## Your goal
Of the lines in the listing below, how many hold "Estudios"? Answer with the number only.

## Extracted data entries
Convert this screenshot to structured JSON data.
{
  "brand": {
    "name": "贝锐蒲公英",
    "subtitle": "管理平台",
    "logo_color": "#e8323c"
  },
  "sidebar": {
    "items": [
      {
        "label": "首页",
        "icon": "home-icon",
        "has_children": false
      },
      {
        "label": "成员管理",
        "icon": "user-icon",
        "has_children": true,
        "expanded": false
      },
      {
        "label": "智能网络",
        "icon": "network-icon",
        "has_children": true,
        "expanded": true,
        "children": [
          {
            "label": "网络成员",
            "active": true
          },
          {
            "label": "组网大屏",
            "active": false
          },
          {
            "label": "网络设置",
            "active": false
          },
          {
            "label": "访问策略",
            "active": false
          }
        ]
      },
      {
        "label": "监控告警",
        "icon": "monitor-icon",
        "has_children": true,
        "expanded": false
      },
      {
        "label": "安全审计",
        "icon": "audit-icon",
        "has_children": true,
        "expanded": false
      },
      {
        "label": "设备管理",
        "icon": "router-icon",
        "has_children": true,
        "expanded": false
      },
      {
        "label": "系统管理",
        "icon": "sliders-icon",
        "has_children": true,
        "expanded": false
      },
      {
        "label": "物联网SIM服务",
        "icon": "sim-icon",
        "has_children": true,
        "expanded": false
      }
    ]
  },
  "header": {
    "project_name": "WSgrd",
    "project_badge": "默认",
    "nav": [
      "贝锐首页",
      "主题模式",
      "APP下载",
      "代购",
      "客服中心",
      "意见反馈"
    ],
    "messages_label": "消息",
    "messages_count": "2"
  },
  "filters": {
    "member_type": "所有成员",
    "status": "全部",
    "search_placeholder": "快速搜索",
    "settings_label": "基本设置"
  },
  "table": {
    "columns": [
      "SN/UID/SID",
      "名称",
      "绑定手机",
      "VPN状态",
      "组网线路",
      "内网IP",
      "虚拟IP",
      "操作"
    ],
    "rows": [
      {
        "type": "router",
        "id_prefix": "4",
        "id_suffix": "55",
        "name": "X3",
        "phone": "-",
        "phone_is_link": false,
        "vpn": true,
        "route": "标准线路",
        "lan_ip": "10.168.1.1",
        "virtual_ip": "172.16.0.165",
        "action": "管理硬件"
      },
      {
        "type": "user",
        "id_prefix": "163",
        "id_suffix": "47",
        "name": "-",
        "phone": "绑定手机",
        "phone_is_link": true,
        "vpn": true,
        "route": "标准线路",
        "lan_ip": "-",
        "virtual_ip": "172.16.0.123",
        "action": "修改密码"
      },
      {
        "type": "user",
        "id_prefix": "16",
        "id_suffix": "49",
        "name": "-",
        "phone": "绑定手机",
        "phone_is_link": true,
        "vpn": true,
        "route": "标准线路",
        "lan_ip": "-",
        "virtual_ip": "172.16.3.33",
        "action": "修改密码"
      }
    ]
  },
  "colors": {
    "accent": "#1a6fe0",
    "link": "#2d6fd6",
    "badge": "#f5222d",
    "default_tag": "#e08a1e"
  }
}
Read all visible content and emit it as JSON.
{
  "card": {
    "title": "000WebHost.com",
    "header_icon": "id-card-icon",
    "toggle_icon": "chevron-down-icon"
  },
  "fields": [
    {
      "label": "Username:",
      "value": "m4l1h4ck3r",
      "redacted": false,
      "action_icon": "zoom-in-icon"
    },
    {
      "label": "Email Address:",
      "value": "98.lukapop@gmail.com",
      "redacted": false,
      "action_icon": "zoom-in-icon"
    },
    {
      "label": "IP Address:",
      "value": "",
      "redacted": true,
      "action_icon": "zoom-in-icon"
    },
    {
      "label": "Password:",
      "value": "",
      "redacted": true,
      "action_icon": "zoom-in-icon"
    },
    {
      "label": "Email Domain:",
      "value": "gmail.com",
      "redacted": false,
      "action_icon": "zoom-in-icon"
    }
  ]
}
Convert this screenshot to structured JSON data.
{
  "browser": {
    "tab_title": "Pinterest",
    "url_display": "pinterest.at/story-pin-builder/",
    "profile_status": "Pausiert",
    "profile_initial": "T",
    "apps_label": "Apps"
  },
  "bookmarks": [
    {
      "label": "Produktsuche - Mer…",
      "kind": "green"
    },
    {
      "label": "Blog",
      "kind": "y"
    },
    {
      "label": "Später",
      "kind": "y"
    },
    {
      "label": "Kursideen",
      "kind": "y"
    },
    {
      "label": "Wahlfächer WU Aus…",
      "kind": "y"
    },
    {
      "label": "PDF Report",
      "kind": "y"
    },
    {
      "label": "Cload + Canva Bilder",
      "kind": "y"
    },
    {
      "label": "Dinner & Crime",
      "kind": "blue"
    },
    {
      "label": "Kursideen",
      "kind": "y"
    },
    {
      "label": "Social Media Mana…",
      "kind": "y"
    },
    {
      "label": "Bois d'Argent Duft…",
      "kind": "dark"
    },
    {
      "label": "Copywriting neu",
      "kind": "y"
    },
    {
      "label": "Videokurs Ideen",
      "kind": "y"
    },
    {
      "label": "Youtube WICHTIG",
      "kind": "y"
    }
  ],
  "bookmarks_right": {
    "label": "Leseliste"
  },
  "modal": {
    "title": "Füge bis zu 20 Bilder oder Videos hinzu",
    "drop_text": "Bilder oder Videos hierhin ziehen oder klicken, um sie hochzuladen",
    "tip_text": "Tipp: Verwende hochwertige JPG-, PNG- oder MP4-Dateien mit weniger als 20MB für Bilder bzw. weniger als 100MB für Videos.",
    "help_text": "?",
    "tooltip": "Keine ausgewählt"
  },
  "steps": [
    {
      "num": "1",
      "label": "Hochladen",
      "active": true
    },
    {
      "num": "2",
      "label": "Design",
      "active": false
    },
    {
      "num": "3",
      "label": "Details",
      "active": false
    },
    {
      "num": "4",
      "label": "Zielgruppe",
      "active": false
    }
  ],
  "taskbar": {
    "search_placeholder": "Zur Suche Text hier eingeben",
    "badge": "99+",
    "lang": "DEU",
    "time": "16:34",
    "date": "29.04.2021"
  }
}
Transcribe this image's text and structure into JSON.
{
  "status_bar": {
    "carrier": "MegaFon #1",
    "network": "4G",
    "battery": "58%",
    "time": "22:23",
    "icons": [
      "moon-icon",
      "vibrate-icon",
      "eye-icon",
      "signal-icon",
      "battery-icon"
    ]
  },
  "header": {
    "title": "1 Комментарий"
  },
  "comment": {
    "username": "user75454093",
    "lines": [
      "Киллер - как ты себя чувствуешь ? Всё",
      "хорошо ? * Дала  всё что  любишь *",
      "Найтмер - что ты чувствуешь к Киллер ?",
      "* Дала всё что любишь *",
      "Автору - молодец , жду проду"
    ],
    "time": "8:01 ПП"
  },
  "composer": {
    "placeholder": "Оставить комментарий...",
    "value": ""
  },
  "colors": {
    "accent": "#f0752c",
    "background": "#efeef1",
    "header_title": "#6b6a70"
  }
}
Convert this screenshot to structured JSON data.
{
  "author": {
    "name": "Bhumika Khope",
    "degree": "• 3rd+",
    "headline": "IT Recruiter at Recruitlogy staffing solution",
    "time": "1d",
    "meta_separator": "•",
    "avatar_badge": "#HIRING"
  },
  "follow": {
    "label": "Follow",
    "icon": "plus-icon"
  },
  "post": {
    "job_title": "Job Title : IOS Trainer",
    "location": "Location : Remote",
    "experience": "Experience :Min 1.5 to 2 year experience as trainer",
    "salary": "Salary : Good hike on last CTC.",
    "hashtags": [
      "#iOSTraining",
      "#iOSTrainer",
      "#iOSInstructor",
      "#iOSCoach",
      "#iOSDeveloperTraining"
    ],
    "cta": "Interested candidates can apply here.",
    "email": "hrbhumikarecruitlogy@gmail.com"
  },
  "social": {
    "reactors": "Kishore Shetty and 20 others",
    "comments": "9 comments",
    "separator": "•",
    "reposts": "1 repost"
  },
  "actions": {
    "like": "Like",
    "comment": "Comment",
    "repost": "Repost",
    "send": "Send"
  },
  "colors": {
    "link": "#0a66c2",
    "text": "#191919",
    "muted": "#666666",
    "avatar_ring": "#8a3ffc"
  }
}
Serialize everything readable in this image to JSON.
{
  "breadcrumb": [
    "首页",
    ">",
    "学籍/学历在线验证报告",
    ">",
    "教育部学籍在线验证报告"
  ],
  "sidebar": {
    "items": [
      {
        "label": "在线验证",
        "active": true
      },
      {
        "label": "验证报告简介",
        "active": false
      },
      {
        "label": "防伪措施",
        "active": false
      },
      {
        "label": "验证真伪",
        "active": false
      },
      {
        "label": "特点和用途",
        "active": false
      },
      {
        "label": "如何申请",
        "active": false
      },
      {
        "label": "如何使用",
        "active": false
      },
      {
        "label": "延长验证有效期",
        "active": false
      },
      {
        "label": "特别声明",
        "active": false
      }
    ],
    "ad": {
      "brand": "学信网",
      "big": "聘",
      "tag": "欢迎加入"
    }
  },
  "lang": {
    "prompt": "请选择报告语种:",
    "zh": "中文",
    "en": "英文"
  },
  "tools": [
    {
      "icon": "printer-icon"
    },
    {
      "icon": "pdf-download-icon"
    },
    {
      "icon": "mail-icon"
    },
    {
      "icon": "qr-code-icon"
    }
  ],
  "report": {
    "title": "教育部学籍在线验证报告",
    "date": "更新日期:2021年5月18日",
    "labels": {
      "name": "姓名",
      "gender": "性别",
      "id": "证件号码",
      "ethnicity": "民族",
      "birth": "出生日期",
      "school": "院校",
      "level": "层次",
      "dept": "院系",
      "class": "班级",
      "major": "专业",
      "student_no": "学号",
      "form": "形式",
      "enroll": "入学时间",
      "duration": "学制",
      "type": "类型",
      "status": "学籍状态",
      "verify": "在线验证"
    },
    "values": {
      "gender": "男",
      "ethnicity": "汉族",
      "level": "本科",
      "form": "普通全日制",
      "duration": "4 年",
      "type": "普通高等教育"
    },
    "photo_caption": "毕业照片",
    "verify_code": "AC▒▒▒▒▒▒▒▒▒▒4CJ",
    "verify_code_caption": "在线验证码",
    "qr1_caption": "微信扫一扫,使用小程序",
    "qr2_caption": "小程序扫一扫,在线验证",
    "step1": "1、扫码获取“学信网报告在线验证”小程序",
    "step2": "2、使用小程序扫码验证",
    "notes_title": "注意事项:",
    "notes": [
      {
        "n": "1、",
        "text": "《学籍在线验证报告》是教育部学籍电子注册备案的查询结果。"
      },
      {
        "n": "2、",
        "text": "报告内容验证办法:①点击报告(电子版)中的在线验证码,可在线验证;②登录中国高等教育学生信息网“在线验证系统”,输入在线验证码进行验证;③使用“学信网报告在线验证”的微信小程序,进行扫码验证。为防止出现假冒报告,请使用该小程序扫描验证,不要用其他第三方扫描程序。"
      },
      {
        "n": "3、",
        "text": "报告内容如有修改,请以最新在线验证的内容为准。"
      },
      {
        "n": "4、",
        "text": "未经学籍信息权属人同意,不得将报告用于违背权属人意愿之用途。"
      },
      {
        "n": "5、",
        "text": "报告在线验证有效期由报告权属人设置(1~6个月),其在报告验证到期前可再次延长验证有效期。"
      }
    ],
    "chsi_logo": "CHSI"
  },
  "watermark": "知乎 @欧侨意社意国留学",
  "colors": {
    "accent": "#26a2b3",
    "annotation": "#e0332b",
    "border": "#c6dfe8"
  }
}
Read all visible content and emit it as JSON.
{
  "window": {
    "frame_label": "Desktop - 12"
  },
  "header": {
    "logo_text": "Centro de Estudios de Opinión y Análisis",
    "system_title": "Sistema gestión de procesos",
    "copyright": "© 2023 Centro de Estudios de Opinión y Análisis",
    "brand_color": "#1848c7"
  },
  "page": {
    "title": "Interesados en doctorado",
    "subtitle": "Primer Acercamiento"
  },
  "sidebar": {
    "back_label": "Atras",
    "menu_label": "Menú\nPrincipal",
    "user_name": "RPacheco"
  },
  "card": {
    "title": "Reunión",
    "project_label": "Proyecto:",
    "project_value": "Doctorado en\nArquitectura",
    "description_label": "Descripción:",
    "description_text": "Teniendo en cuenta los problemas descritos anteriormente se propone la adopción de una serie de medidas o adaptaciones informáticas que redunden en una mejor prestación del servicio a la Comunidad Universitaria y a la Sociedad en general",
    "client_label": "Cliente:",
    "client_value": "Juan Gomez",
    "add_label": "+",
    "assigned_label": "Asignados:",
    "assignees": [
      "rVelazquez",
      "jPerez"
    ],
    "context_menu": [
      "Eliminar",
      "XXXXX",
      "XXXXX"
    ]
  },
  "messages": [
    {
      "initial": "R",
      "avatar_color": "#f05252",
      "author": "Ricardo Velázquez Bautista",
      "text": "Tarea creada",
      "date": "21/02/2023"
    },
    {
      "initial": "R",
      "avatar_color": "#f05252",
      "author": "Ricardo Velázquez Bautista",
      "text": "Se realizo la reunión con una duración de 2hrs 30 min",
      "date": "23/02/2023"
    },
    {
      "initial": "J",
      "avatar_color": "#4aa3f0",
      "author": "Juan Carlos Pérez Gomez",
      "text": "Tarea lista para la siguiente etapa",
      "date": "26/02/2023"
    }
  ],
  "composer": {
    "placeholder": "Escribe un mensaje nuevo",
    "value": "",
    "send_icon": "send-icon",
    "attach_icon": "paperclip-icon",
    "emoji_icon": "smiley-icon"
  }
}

## Response for this exercise
2